LISTING —

┌──

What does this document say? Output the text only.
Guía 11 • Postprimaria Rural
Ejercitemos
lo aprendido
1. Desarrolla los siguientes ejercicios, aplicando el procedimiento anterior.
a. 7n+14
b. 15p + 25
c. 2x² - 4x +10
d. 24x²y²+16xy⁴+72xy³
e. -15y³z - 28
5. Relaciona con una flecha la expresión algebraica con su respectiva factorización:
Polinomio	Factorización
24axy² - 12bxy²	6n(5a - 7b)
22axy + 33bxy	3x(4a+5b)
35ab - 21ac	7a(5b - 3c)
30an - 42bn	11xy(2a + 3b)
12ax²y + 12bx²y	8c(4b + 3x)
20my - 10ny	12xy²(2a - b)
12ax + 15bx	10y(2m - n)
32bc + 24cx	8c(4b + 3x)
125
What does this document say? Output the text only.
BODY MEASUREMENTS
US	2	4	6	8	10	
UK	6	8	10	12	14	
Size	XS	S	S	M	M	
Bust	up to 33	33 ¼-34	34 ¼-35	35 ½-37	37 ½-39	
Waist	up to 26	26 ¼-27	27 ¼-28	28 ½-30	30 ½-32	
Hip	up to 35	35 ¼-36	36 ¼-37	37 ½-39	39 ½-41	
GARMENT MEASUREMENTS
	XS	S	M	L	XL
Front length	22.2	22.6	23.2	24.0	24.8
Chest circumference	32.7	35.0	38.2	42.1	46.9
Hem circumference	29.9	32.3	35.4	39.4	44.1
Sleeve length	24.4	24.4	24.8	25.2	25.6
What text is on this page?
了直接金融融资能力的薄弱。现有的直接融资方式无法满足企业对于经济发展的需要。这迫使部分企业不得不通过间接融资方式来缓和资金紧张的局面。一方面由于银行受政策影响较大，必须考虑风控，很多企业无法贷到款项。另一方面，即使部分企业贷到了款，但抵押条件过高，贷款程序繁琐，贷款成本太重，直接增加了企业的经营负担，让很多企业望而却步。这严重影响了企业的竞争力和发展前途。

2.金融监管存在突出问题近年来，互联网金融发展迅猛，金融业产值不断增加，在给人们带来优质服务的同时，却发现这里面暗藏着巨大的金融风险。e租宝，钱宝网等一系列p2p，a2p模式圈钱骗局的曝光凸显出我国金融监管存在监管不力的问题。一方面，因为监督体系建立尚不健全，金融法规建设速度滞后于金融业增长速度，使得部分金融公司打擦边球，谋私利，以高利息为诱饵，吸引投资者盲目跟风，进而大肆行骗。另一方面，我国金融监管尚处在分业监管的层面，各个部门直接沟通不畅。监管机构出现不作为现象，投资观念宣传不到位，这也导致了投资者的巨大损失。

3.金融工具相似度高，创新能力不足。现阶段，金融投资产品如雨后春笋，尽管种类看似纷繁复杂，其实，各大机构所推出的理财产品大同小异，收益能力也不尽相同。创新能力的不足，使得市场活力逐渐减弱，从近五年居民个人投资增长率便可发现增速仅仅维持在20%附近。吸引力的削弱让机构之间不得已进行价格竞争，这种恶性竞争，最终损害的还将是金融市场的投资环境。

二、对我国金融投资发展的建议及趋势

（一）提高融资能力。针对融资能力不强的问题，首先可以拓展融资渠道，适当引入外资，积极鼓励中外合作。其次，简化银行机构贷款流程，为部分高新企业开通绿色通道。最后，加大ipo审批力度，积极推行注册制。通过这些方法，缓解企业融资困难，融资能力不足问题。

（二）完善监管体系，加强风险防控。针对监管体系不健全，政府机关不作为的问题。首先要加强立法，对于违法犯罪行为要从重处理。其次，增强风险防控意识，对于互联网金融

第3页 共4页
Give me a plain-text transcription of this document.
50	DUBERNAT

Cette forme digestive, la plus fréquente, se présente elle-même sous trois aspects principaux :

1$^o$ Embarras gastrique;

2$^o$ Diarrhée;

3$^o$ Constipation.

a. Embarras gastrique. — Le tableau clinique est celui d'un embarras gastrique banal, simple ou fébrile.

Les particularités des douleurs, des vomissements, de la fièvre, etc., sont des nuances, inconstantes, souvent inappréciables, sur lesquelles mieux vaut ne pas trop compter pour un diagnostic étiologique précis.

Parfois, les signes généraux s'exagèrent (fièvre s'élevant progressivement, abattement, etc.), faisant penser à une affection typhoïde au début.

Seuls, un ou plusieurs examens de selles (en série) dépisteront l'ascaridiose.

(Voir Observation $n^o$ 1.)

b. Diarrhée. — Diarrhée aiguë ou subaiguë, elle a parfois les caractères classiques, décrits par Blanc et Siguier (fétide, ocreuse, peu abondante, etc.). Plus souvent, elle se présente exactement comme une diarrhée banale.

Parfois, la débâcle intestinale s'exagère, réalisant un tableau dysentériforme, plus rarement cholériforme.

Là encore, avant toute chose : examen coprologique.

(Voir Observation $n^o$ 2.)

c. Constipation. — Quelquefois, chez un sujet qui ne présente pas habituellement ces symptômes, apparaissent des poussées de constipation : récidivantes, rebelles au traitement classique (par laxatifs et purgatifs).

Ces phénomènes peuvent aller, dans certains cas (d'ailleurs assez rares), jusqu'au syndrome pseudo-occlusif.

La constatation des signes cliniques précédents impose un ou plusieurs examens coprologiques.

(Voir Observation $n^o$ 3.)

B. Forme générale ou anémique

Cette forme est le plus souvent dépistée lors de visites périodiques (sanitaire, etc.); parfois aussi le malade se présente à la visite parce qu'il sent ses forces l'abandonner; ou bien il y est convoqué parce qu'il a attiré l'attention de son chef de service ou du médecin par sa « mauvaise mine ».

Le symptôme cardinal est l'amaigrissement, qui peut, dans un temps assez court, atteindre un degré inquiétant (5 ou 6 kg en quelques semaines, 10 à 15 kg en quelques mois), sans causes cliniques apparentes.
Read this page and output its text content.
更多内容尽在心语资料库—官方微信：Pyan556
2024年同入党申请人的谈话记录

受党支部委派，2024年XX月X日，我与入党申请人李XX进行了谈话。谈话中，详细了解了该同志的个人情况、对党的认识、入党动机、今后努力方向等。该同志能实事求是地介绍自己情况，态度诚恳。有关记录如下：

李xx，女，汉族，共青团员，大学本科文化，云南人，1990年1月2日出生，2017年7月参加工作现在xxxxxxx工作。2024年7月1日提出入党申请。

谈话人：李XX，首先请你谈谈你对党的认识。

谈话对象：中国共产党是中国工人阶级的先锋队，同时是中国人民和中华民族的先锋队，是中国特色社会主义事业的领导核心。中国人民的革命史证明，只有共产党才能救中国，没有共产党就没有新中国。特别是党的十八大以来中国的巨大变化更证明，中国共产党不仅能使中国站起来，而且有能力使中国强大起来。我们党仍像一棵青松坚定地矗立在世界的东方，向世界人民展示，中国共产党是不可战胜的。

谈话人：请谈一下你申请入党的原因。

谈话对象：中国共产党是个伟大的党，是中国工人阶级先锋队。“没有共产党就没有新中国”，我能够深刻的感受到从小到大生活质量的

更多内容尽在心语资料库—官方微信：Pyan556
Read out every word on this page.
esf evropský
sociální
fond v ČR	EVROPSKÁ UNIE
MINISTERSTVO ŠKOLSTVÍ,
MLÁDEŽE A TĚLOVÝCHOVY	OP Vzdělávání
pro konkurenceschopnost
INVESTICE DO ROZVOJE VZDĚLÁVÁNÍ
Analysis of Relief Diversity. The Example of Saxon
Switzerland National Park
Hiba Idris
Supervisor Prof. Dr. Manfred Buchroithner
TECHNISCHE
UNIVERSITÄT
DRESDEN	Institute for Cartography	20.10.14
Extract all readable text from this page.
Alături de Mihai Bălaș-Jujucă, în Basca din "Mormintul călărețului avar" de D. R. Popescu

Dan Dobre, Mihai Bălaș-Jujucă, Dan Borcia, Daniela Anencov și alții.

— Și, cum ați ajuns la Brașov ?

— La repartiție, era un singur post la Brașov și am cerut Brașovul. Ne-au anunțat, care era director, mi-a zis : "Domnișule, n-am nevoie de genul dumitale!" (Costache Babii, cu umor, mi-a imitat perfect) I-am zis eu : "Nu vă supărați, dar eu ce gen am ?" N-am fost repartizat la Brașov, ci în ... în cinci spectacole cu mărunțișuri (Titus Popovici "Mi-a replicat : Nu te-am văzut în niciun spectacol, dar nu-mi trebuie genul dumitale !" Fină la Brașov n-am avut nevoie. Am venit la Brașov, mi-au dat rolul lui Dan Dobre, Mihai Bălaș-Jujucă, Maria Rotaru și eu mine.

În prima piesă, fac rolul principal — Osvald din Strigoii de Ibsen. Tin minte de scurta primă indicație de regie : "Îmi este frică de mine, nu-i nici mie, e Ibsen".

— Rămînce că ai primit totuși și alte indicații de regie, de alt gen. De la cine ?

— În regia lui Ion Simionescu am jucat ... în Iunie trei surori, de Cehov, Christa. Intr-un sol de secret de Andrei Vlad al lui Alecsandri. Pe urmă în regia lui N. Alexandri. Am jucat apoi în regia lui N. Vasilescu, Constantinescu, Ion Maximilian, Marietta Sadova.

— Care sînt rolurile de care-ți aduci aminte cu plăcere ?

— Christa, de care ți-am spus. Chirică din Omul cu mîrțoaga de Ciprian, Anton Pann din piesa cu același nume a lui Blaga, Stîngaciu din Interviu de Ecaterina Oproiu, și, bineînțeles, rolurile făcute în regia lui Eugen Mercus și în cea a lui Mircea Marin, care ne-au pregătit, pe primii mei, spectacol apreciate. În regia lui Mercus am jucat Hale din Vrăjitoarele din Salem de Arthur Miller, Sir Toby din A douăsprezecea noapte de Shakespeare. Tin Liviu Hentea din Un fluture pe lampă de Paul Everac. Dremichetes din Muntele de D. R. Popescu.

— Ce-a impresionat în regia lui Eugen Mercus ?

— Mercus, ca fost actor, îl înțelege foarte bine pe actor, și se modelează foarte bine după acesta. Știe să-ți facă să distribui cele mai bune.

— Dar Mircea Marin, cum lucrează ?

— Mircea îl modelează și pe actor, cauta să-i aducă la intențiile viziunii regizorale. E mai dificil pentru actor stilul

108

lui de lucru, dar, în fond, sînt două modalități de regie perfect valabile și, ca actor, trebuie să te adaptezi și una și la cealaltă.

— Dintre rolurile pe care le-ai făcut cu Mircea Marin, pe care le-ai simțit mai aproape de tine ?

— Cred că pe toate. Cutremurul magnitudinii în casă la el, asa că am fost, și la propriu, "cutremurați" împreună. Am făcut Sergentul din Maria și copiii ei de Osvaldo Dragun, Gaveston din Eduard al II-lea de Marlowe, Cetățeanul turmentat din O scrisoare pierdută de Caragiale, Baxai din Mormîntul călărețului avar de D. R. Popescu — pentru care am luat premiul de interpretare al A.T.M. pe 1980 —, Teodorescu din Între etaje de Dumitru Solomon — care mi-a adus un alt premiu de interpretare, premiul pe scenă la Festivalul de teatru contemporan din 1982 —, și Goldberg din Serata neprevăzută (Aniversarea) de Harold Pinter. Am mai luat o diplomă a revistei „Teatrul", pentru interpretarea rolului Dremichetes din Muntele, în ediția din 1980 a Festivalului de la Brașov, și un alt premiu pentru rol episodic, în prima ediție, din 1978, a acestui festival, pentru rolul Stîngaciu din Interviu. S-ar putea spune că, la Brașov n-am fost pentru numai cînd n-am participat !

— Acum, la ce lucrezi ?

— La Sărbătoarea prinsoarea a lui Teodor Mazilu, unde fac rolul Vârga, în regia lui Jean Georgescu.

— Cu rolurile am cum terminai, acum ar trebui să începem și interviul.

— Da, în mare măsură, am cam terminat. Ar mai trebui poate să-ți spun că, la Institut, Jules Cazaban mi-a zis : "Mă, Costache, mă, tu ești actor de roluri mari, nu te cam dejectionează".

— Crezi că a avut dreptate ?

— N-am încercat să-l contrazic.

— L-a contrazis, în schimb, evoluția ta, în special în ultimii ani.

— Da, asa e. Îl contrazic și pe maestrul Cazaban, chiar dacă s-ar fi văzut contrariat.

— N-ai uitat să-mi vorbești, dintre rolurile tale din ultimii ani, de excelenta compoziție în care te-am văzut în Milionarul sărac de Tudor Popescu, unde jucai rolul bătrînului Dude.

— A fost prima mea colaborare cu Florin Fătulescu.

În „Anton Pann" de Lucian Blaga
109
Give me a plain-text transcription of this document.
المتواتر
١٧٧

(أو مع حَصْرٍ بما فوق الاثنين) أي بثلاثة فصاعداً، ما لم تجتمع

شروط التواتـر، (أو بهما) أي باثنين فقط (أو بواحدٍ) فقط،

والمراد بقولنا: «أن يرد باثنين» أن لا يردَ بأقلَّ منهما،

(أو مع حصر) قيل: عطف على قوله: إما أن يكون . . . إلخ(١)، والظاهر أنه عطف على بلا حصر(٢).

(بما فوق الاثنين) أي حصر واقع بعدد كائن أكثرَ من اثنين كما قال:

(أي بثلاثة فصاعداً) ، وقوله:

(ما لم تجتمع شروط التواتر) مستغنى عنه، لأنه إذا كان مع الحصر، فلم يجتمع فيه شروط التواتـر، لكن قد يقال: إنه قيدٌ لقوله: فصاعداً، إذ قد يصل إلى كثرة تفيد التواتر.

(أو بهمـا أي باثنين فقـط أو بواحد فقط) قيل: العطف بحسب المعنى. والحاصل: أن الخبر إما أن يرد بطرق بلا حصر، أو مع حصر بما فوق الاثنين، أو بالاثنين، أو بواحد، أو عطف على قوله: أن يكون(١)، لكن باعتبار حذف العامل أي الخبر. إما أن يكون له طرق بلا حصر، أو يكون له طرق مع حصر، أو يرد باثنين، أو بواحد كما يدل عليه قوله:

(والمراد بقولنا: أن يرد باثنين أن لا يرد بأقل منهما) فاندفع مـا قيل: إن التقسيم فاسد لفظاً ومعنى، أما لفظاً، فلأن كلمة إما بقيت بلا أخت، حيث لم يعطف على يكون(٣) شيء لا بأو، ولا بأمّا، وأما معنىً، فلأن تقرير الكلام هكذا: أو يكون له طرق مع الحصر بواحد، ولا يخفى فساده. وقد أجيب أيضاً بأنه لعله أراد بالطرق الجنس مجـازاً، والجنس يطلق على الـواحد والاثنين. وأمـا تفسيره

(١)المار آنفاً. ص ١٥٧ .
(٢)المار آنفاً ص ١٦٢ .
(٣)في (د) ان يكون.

└──

Identify the lines above with the word "تجتمع". Copy them.

(أو مع حَصْرٍ بما فوق الاثنين) أي بثلاثة فصاعداً، ما لم تجتمع
(ما لم تجتمع شروط التواتر) مستغنى عنه، لأنه إذا كان مع الحصر، فلم يجتمع فيه شروط التواتـر، لكن قد يقال: إنه قيدٌ لقوله: فصاعداً، إذ قد يصل إلى كثرة تفيد التواتر.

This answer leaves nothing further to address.